··· Document
Latest hurricane relief bill boosts farmers, fishermen

State lawmakers are moving quickly to pass their third hurricane relief bill this year, containing $250 million to help farmers and fishermen wiped out by Hurricane Florence in September and Hurricane Michael in October.

Posted Updated

Laura Leslie
, WRAL Capitol Bureau chief
RALEIGH, N.C. — State lawmakers are moving quickly to pass their third hurricane relief bill this year, containing $250 million to help farmers and fishermen wiped out by Hurricane Florence in September and Hurricane Michael in October.
Senate Bill 823 cleared the Senate unanimously Wednesday afternoon and now heads to the House.

Meanwhile, Gov. Roy Cooper submitted a request to North Carolina’s congressional delegation on Wednesday seeking an additional $6.3 billion in federal funding to help the state and communities recover from Florence.

The Senate bill allocates a large part of the nearly $400 million in recovery funds that state lawmakers set aside in October. About $69 million remains in the fund to be spent.

The measure sets aside $240 million for farmers, which "sounds like a big number," conceded Senate Majority Leader Harry Brown at a committee meeting on the bill Tuesday morning. However, he added, "if you start breaking it down for 10,000 farmers, that's about $24,000 a farmer. So, it really isn't a whole lot of money.
······
- Stated exercise 1
In the article on the hurricane relief bill, why does Senate Majority Leader Harry Brown say the $240 million for farmers "really isn't a whole lot of money"? Answer in one to three sentences.
- Stated exercise 2
Carry on the article about the hurricane relief bill from the point where it stops.
The data that follow are unrelated to the article and come from a separate source.
··· Data
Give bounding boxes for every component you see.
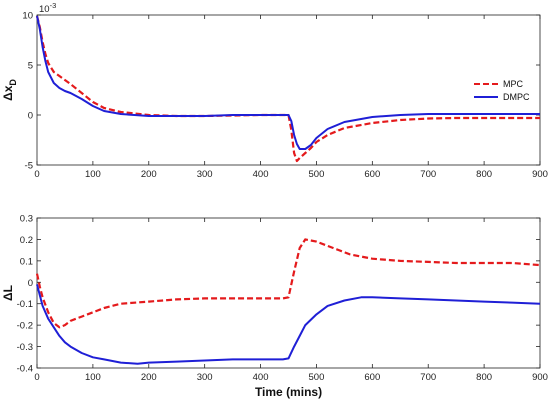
······
- Expected output 1
Brown concedes that $240 million "sounds like a big number," but he points out that divided among 10,000 farmers it comes to about $24,000 per farmer. By that breakdown, he argues, the sum is not much money for each recipient.

- Expected output 2
"Hopefully, this will keep some of these farmers in business, and I’ll be quite honest, some of them are going to go out of business," Brown, R-Onslow, told the committee.

The bill also includes $10 million for aid to commercial fishermen and shellfish farmers in devastated coastal areas. That money will go through the Department of Environmental Quality.

State Agriculture Commissioner Steve Troxler said the storms cost farmers and fishermen estimated income of about $8.3 billion this year, so the aid is just a fraction of the loss.

"This bill is the best thing the legislature can do right now to restart the economy in these rural areas that have been so heavily impacted," Troxler told lawmakers. "I look forward to working very hard to get this money out."

Troxler explained that Florence hit just as farmers were preparing to harvest their crops. He compared it to being robbed while taking your paycheck to the bank.

"There was no payday for a lot of people this fall," Troxler told WRAL News. "It’s just a bridge to get people to the next crop and help them get the financing that they need to withstand the loss they’ve taken."

The bill also contains $23.5 million for the Department of Public Instruction to help affected schools finish repairs and renovations, $5 million to Golden LEAF, a Rocky Mount-based foundation, for small-business loans, $18.5 million to DEQ for federal matches required for coastal mitigation help and $1 million to the Administrative Office of the Courts to repair damaged courthouses and replace equipment in them.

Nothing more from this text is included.